[Recorded data]
━━━━━━━━
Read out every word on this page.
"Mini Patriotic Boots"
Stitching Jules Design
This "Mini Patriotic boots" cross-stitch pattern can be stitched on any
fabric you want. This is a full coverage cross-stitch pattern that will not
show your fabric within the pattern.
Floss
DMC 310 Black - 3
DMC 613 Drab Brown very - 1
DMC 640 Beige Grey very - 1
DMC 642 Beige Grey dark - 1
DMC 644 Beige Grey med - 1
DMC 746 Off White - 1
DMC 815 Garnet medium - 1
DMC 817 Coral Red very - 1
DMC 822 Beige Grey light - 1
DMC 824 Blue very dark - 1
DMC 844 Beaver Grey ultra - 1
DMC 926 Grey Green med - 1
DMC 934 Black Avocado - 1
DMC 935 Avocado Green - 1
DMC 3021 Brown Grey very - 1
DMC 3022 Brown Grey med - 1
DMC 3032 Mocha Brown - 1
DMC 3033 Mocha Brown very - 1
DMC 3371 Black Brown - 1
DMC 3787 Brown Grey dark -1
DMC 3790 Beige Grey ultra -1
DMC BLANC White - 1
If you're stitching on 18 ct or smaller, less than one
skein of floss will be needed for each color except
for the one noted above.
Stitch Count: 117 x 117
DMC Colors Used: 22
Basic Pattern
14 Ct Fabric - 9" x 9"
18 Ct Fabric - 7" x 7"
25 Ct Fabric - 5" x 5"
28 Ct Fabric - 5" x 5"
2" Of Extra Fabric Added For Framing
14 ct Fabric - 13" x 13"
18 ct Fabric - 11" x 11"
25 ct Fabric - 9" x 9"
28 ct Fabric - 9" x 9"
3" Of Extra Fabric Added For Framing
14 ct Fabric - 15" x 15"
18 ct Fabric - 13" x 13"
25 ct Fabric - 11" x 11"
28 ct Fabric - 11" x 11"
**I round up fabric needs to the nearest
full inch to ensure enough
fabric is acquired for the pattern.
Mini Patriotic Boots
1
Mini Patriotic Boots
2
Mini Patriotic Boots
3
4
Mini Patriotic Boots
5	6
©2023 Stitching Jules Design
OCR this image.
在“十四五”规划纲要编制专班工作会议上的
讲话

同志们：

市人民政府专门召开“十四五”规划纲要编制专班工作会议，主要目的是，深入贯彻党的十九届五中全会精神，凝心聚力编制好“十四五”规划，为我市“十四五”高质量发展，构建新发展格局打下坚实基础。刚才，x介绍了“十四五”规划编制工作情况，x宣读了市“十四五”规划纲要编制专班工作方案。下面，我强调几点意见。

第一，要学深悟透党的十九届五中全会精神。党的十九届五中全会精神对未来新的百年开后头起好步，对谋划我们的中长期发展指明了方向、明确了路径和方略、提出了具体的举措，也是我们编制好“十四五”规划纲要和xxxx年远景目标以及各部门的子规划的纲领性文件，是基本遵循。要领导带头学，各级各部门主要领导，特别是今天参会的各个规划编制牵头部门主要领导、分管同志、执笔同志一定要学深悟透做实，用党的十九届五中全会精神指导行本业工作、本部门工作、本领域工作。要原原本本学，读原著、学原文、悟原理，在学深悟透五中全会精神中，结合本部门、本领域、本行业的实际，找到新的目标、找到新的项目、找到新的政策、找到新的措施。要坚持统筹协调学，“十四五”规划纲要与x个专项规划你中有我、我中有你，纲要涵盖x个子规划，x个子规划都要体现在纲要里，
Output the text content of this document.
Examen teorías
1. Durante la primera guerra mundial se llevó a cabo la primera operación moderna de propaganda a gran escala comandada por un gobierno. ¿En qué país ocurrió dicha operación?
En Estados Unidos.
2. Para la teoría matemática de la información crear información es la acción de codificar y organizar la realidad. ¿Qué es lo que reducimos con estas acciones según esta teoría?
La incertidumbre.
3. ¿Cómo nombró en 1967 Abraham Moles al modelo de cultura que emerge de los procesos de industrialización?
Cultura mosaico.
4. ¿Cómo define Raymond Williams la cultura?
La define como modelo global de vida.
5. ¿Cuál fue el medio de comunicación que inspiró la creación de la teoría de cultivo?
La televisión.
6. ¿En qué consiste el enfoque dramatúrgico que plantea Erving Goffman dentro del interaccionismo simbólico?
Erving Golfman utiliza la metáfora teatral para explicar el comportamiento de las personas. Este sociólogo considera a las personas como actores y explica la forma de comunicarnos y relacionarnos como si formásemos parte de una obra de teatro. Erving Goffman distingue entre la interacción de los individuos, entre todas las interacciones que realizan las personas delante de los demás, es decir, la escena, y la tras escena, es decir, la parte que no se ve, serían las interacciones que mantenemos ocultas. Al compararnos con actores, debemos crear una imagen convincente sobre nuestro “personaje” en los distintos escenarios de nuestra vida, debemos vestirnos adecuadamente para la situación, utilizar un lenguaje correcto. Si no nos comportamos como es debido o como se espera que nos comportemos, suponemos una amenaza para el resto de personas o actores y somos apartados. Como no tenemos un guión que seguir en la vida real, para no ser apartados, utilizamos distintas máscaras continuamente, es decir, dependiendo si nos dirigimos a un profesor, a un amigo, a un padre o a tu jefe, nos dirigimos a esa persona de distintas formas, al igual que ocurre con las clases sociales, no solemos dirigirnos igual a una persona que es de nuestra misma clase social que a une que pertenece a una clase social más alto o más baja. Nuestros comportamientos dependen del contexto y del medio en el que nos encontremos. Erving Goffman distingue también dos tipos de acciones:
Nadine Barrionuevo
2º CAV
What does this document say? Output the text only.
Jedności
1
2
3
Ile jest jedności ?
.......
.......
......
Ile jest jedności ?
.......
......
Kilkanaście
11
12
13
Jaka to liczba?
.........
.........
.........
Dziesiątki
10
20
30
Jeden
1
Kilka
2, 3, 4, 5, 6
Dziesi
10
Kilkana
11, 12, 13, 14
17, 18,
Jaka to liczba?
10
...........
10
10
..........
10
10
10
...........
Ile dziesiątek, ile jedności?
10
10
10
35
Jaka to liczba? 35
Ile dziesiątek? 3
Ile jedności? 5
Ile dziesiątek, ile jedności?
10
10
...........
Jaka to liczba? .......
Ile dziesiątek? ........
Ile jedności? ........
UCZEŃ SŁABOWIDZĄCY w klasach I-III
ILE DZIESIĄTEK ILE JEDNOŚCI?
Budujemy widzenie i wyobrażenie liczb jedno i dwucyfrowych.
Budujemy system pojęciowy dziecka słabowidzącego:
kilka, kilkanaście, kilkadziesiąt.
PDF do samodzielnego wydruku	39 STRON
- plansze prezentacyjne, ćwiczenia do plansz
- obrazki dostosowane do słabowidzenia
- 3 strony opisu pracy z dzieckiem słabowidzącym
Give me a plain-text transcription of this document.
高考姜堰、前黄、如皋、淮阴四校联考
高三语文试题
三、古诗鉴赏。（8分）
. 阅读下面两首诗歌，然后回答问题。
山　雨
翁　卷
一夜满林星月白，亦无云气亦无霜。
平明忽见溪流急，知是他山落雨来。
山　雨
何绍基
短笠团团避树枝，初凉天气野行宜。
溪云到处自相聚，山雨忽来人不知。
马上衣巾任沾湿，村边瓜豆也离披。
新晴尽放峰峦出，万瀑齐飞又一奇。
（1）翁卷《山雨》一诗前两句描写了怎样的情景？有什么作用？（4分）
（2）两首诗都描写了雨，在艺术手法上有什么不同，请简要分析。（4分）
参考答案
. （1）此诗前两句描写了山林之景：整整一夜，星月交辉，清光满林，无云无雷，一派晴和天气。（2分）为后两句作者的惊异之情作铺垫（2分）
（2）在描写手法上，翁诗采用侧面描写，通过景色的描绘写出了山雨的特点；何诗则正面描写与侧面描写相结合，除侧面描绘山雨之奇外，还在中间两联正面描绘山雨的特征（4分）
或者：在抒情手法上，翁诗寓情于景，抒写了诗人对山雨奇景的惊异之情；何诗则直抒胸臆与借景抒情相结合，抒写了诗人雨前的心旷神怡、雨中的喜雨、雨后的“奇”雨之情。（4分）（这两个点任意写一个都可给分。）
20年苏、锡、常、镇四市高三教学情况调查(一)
━━━━━━━━
Search the records for the word "full", then list every line that has it.

ANSWER TO THIS EXERCISE:
fabric you want. This is a full coverage cross-stitch pattern that will not
full inch to ensure enough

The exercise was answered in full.